_TO DO_. Print every entry, word for word, and skip the images.

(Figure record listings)
----

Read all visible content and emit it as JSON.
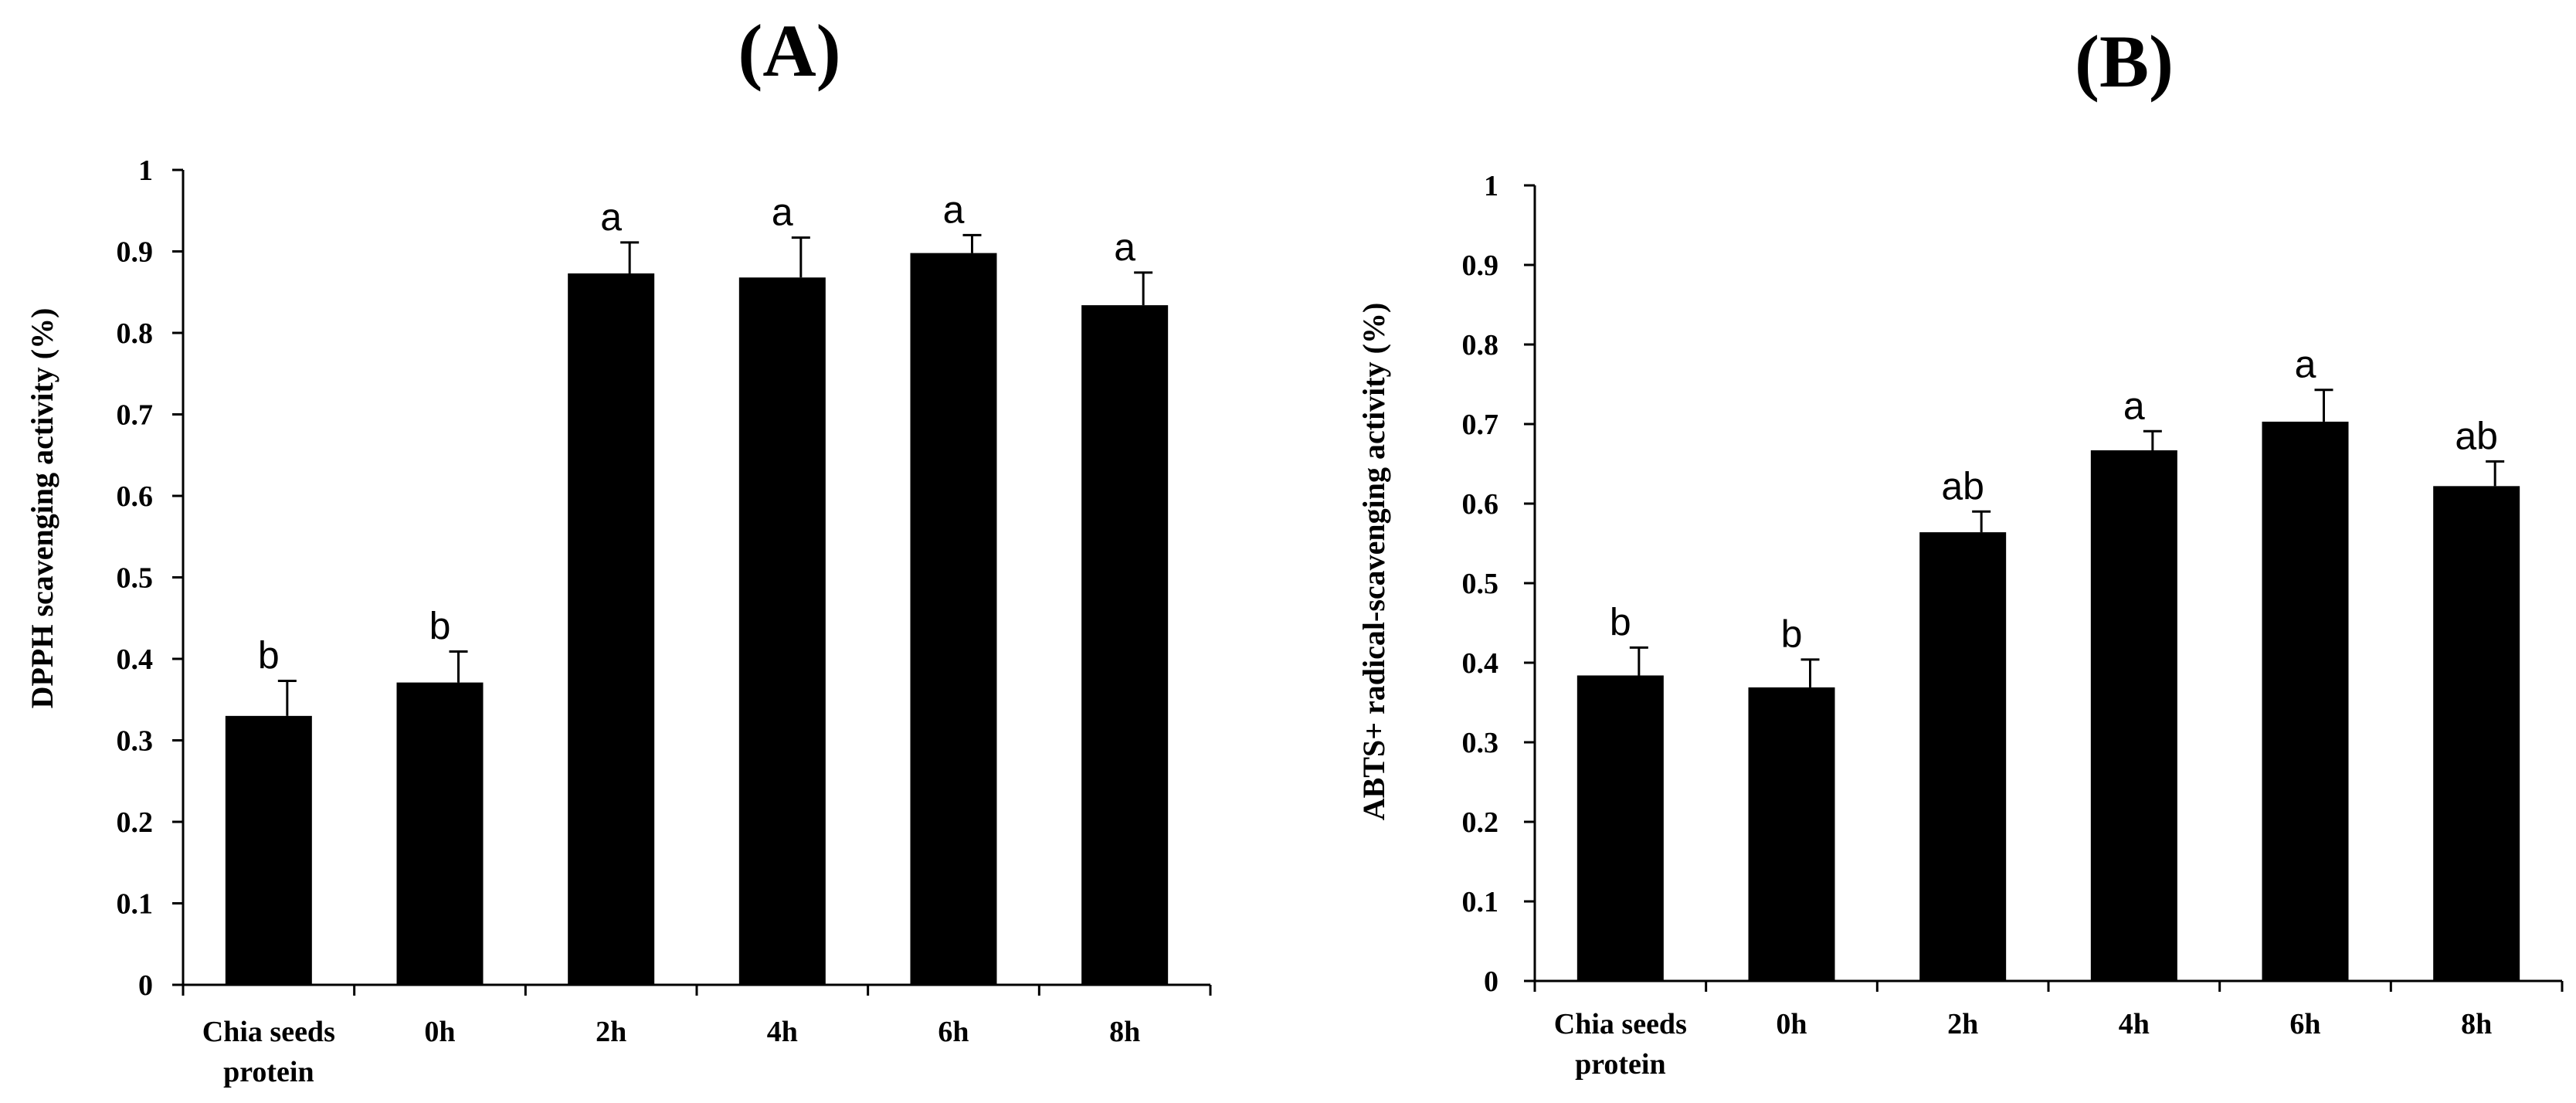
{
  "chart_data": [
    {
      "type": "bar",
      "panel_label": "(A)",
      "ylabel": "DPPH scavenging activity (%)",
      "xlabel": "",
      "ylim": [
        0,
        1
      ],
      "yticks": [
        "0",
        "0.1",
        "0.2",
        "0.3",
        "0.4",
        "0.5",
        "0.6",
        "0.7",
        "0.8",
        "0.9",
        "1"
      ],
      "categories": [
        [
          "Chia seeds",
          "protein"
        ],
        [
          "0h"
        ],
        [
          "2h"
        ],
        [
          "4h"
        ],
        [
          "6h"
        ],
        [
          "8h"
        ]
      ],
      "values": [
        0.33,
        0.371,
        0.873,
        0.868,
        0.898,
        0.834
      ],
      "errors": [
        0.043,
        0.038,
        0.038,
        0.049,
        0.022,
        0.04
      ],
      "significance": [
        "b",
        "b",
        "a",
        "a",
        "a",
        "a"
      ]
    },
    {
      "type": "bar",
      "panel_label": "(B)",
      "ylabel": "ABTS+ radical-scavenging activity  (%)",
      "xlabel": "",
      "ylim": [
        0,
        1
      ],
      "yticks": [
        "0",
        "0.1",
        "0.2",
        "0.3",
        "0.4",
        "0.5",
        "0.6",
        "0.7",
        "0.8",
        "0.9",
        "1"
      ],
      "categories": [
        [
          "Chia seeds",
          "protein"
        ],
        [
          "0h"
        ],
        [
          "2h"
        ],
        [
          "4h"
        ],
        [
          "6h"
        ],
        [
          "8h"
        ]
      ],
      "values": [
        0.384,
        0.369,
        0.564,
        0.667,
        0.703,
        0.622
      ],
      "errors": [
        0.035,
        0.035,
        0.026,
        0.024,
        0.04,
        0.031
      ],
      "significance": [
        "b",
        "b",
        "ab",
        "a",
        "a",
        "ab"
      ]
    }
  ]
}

----

_RESPONSE FOR THIS EXERCISE_.
Read all visible content and emit it as JSON.
{
  "chart_data": [
    {
      "type": "bar",
      "panel_label": "(A)",
      "ylabel": "DPPH scavenging activity (%)",
      "xlabel": "",
      "ylim": [
        0,
        1
      ],
      "yticks": [
        "0",
        "0.1",
        "0.2",
        "0.3",
        "0.4",
        "0.5",
        "0.6",
        "0.7",
        "0.8",
        "0.9",
        "1"
      ],
      "categories": [
        [
          "Chia seeds",
          "protein"
        ],
        [
          "0h"
        ],
        [
          "2h"
        ],
        [
          "4h"
        ],
        [
          "6h"
        ],
        [
          "8h"
        ]
      ],
      "values": [
        0.33,
        0.371,
        0.873,
        0.868,
        0.898,
        0.834
      ],
      "errors": [
        0.043,
        0.038,
        0.038,
        0.049,
        0.022,
        0.04
      ],
      "significance": [
        "b",
        "b",
        "a",
        "a",
        "a",
        "a"
      ]
    },
    {
      "type": "bar",
      "panel_label": "(B)",
      "ylabel": "ABTS+ radical-scavenging activity  (%)",
      "xlabel": "",
      "ylim": [
        0,
        1
      ],
      "yticks": [
        "0",
        "0.1",
        "0.2",
        "0.3",
        "0.4",
        "0.5",
        "0.6",
        "0.7",
        "0.8",
        "0.9",
        "1"
      ],
      "categories": [
        [
          "Chia seeds",
          "protein"
        ],
        [
          "0h"
        ],
        [
          "2h"
        ],
        [
          "4h"
        ],
        [
          "6h"
        ],
        [
          "8h"
        ]
      ],
      "values": [
        0.384,
        0.369,
        0.564,
        0.667,
        0.703,
        0.622
      ],
      "errors": [
        0.035,
        0.035,
        0.026,
        0.024,
        0.04,
        0.031
      ],
      "significance": [
        "b",
        "b",
        "ab",
        "a",
        "a",
        "ab"
      ]
    }
  ]
}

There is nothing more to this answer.